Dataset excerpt

▽

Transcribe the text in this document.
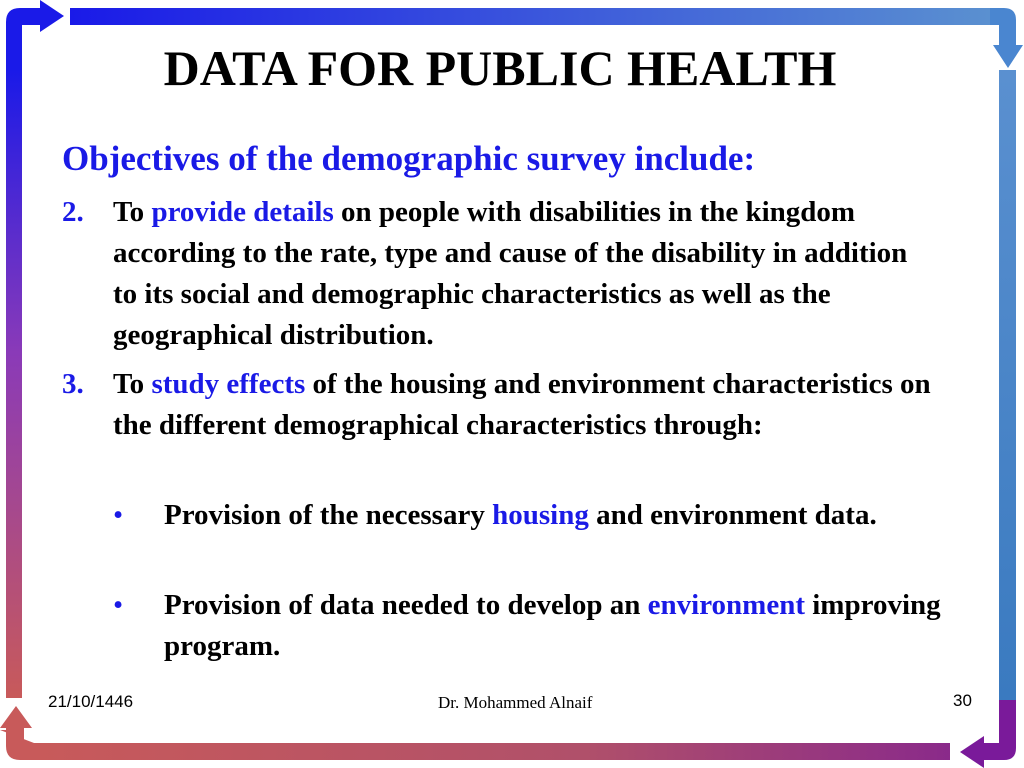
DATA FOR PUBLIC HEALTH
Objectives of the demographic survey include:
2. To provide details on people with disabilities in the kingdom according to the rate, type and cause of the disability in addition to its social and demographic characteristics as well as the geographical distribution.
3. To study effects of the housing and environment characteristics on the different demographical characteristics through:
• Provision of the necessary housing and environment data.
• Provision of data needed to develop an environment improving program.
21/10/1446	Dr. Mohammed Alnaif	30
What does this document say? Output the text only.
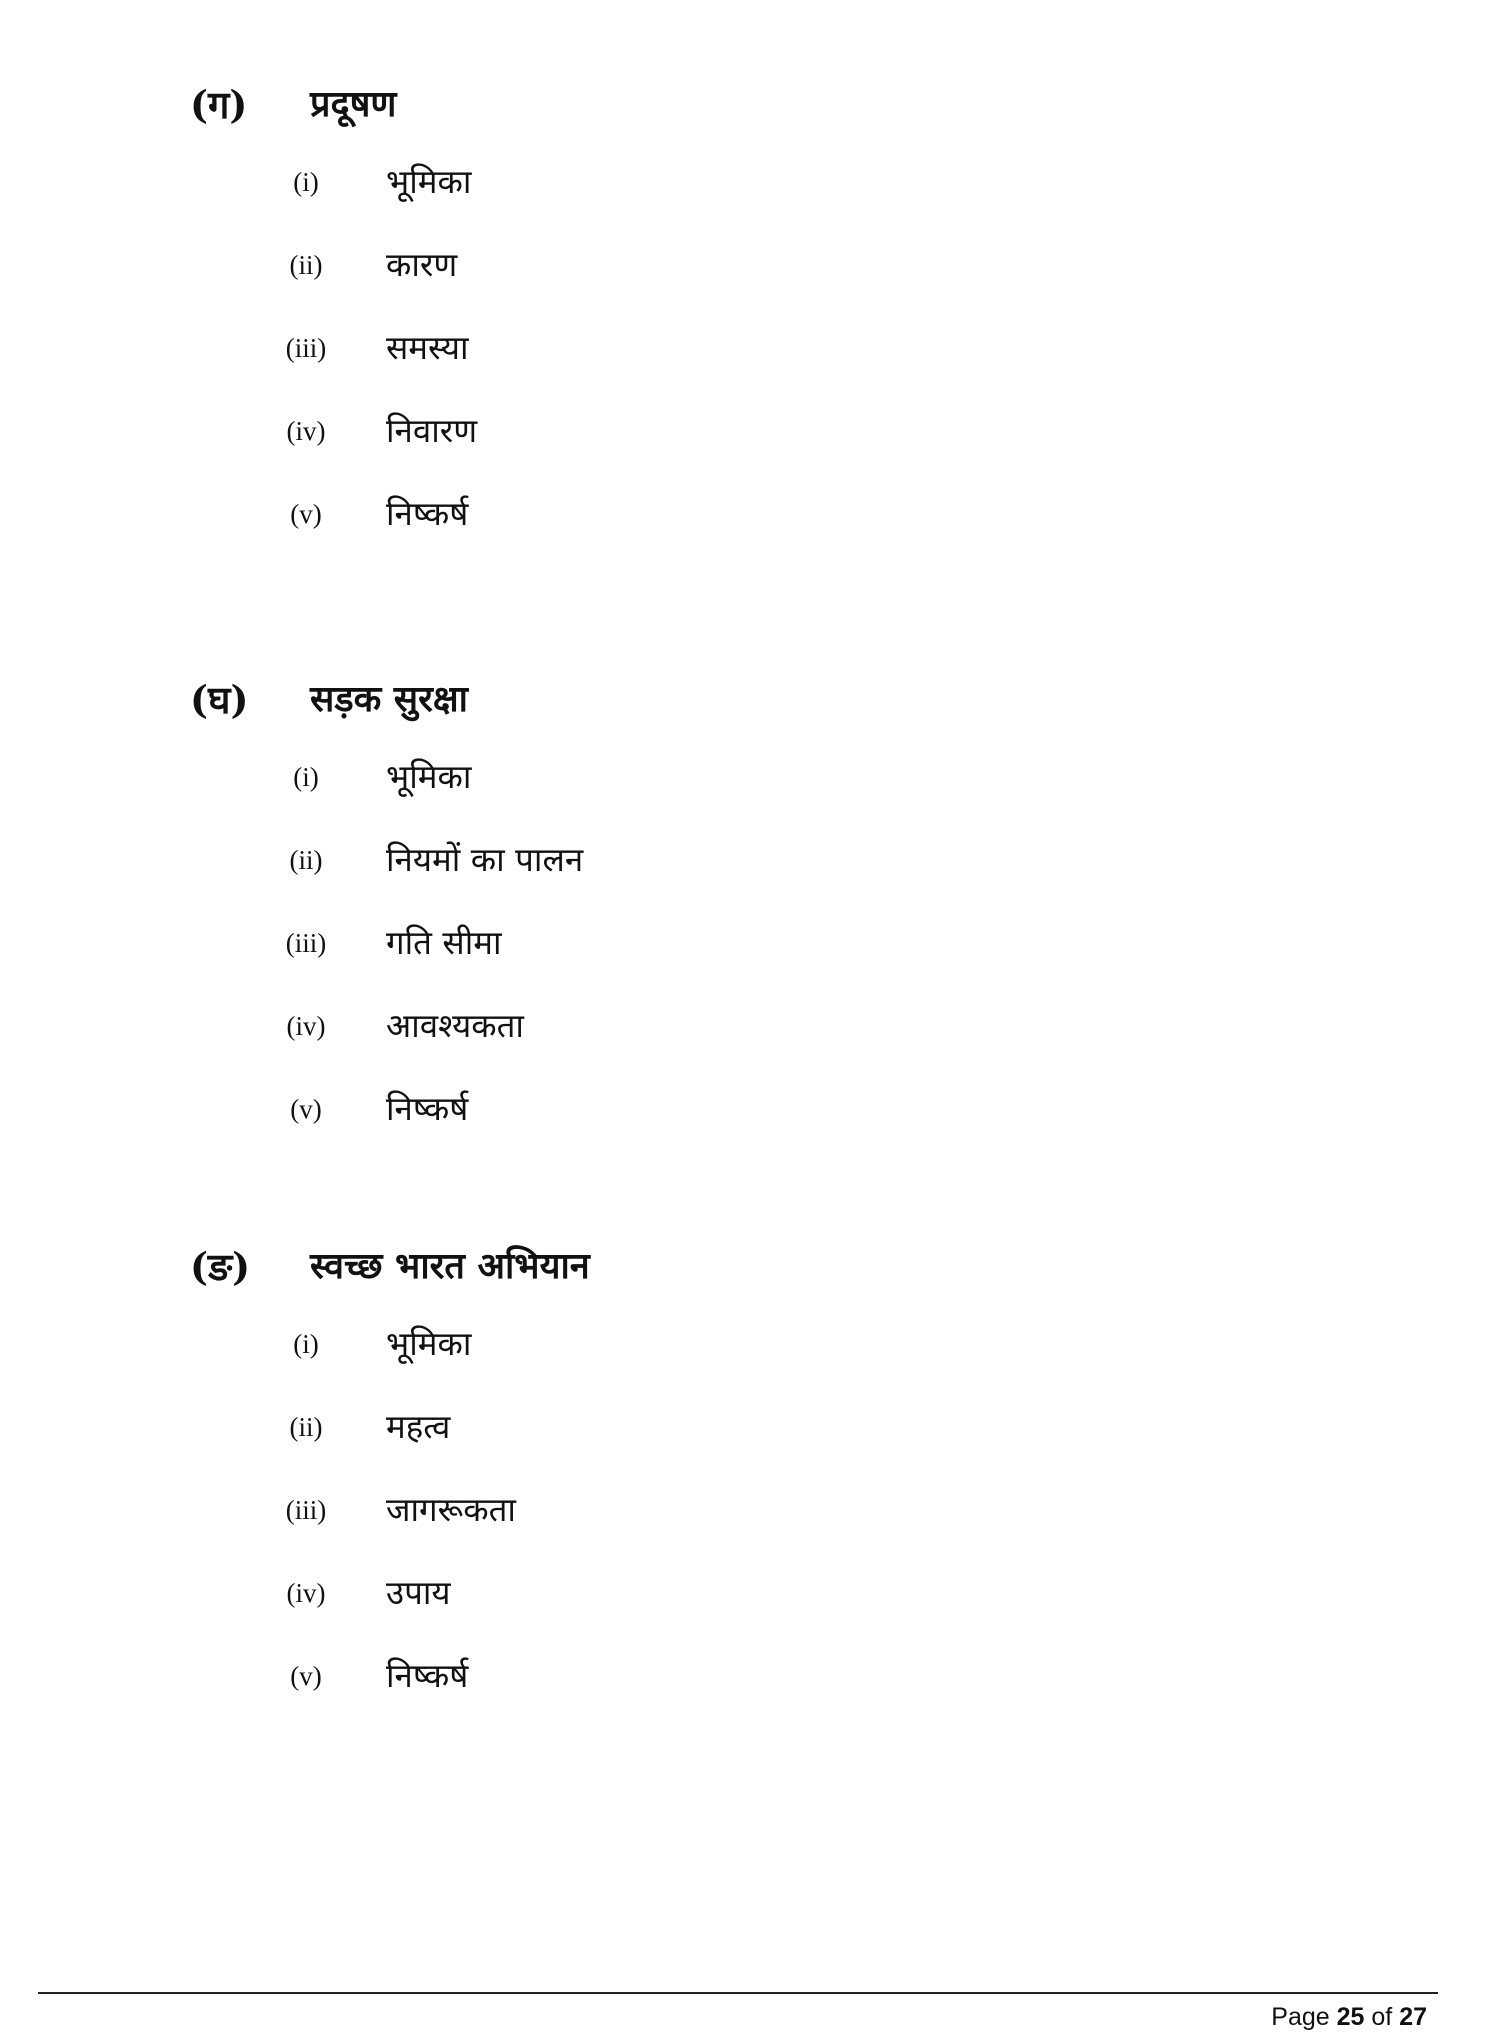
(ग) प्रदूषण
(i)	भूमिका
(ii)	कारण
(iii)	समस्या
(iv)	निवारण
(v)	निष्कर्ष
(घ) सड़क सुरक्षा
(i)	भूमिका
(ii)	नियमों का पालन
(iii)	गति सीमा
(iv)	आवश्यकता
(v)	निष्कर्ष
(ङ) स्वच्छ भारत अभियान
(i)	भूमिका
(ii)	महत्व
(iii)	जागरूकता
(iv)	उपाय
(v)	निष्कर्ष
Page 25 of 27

△
▽

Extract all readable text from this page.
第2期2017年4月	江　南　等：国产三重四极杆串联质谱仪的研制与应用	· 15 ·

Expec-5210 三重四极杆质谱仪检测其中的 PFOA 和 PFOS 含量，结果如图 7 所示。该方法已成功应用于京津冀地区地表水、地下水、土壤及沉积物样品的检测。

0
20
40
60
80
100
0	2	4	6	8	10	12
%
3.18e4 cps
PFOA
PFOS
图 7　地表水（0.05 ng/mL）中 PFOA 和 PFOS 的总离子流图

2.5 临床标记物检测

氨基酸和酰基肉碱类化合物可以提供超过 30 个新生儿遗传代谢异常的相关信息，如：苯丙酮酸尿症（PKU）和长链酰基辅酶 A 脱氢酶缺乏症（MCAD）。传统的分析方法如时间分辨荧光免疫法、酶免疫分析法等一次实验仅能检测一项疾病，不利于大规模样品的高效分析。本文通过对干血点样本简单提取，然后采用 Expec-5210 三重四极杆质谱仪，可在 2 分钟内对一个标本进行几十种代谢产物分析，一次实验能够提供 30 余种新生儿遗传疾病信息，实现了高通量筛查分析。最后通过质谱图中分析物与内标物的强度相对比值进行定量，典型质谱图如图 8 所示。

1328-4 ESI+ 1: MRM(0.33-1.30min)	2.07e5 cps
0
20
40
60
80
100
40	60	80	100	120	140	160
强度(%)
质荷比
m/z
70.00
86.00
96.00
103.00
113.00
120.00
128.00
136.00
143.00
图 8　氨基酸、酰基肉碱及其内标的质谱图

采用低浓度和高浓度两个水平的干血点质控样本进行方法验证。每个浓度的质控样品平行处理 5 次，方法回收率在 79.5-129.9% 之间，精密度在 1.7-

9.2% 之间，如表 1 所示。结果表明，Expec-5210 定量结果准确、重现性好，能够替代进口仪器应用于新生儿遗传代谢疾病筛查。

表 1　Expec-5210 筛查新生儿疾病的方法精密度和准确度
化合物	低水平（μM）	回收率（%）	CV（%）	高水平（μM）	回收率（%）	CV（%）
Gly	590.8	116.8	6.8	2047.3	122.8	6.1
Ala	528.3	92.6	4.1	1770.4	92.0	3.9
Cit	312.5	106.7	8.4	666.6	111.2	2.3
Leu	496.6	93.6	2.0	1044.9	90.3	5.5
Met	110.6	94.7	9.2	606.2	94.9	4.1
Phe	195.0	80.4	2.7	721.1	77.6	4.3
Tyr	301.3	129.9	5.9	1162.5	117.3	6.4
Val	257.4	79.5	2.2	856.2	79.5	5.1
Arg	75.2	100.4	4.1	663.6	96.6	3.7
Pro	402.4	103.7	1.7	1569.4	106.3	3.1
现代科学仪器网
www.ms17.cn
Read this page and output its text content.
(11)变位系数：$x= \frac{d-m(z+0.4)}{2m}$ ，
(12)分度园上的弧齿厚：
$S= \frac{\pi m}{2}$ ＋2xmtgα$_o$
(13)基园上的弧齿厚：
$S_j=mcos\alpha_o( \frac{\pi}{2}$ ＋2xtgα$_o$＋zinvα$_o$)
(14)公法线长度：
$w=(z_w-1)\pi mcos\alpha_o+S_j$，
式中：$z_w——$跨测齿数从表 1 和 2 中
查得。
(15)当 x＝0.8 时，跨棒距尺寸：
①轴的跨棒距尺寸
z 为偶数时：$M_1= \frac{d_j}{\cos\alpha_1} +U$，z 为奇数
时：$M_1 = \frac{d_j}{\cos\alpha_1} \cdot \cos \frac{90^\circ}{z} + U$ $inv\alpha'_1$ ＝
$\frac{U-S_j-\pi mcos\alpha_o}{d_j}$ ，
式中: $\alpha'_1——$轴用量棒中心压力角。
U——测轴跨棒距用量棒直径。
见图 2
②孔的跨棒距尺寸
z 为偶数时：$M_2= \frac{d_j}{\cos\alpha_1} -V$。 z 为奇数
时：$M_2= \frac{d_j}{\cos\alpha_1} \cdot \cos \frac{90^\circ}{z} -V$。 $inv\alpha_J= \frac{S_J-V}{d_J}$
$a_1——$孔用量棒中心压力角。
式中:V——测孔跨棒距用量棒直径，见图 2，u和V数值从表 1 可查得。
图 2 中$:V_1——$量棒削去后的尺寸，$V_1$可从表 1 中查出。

△

> PROBLEM DESCRIPTION:
Return each full line of the entries that contains the word "characteristics".

> EXERCISE RESPONSE:
2. To provide details on people with disabilities in the kingdom according to the rate, type and cause of the disability in addition to its social and demographic characteristics as well as the geographical distribution.
3. To study effects of the housing and environment characteristics on the different demographical characteristics through:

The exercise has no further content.